_RECORD SET_

== Segment start ==

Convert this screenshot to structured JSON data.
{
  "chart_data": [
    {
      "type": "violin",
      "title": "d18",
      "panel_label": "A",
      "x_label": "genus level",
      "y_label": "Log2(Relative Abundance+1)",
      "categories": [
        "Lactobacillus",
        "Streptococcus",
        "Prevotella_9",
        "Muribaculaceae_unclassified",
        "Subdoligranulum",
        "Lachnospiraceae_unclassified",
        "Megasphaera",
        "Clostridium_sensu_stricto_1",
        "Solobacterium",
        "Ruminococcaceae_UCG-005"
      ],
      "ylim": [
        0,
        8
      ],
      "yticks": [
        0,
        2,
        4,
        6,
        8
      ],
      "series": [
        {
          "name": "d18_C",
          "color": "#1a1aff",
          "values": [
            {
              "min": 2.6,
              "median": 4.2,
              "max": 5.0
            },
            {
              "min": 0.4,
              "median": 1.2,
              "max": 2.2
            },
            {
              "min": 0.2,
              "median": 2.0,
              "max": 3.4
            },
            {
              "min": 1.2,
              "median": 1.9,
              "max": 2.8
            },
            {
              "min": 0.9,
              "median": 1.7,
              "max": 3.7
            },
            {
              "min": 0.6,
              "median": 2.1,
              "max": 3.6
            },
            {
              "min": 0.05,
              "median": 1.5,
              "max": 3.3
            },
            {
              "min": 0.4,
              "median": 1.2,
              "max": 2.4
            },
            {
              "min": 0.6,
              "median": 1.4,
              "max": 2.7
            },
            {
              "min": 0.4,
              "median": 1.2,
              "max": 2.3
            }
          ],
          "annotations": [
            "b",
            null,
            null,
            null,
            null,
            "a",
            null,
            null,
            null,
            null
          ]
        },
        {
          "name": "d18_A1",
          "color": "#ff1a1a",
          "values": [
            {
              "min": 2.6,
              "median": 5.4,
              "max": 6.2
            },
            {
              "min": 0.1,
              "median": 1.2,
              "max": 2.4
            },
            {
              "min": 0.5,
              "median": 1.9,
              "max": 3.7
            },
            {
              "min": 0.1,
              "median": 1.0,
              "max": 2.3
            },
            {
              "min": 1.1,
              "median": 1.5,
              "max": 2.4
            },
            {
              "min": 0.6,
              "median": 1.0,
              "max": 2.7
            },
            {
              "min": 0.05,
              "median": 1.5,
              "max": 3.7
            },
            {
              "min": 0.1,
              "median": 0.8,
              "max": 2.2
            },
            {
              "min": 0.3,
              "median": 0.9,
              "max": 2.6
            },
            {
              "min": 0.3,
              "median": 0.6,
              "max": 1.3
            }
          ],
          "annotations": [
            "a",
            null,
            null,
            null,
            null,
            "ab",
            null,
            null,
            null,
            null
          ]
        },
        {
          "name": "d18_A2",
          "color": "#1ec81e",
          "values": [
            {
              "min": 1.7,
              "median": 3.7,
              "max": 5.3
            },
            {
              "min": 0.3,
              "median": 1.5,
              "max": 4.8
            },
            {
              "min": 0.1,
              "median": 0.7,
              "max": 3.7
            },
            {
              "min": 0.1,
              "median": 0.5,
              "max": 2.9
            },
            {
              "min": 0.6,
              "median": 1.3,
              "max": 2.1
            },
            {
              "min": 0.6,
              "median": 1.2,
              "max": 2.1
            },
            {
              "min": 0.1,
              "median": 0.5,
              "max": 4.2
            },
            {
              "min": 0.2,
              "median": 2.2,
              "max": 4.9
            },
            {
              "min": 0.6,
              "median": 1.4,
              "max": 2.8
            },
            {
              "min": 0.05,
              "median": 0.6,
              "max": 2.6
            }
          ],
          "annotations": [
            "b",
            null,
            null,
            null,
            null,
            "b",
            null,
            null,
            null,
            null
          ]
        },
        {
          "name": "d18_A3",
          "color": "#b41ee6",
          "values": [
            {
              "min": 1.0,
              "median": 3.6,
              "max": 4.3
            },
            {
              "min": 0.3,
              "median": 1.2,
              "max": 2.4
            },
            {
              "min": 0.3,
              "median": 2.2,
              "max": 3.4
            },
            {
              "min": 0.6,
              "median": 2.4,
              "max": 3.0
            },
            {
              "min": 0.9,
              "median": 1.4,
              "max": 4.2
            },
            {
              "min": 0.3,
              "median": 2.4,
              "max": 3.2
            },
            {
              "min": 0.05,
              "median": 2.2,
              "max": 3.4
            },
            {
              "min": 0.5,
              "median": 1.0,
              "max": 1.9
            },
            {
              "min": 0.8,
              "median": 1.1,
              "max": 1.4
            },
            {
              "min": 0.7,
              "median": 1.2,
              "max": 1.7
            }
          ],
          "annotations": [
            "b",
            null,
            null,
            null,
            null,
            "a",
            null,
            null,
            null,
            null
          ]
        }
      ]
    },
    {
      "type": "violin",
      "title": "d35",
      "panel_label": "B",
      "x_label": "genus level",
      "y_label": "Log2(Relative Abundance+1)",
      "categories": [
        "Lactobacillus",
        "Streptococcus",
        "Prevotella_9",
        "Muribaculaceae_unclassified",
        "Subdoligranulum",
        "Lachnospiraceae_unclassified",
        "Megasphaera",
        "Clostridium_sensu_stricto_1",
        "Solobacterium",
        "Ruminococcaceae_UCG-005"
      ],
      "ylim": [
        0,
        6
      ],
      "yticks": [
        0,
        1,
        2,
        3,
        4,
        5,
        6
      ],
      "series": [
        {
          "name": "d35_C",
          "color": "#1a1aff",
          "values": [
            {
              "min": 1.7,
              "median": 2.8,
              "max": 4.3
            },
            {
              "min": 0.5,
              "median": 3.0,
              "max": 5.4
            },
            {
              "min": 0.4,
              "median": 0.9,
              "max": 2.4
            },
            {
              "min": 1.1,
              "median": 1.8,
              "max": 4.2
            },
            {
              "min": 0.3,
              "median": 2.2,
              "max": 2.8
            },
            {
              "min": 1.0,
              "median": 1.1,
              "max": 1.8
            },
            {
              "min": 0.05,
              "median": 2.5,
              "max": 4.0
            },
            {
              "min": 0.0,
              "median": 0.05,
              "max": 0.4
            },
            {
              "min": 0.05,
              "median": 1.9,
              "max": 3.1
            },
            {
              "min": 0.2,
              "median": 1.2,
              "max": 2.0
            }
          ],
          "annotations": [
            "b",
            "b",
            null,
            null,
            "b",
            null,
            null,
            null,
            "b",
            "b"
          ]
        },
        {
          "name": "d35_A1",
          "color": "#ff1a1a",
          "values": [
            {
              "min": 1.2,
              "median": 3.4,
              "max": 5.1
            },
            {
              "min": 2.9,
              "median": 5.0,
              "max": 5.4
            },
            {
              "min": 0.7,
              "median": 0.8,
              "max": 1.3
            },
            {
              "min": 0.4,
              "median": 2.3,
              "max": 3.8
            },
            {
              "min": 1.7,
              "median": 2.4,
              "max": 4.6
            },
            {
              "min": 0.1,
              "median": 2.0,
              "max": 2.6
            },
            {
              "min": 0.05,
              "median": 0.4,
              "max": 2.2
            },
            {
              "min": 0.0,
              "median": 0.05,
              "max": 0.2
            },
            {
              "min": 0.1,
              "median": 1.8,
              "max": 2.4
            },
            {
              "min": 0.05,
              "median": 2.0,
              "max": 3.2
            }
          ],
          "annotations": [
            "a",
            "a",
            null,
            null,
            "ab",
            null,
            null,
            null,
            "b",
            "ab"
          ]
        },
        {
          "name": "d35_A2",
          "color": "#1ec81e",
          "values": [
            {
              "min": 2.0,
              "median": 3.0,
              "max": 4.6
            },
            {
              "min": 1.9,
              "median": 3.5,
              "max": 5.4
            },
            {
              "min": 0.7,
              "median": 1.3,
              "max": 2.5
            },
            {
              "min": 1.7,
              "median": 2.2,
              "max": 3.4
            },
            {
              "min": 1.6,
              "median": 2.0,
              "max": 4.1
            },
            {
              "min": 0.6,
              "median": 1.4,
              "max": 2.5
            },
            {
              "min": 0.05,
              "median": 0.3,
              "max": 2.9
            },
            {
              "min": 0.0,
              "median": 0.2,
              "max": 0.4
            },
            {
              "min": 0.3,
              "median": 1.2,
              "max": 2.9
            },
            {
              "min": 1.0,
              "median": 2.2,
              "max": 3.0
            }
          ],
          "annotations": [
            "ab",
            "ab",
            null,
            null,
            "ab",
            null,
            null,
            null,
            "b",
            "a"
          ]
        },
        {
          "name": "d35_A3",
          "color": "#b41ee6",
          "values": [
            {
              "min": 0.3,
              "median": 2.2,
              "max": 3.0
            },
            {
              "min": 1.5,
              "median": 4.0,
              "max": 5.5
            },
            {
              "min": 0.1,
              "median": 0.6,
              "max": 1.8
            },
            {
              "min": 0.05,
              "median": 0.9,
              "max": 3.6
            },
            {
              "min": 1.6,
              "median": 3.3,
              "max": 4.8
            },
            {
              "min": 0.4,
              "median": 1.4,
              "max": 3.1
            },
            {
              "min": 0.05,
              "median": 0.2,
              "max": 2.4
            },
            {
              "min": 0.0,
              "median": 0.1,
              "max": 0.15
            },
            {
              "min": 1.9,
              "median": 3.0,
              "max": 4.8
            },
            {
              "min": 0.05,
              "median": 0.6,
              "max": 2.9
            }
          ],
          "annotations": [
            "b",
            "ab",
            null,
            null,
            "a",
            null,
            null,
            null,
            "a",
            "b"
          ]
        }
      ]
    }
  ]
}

== Segment end ==

_BRIEF_
If a line in the data above includes the string "name", copy it.

_SOLUTION TO THE EXERCISE_
          "name": "d18_C",
          "name": "d18_A1",
          "name": "d18_A2",
          "name": "d18_A3",
          "name": "d35_C",
          "name": "d35_A1",
          "name": "d35_A2",
          "name": "d35_A3",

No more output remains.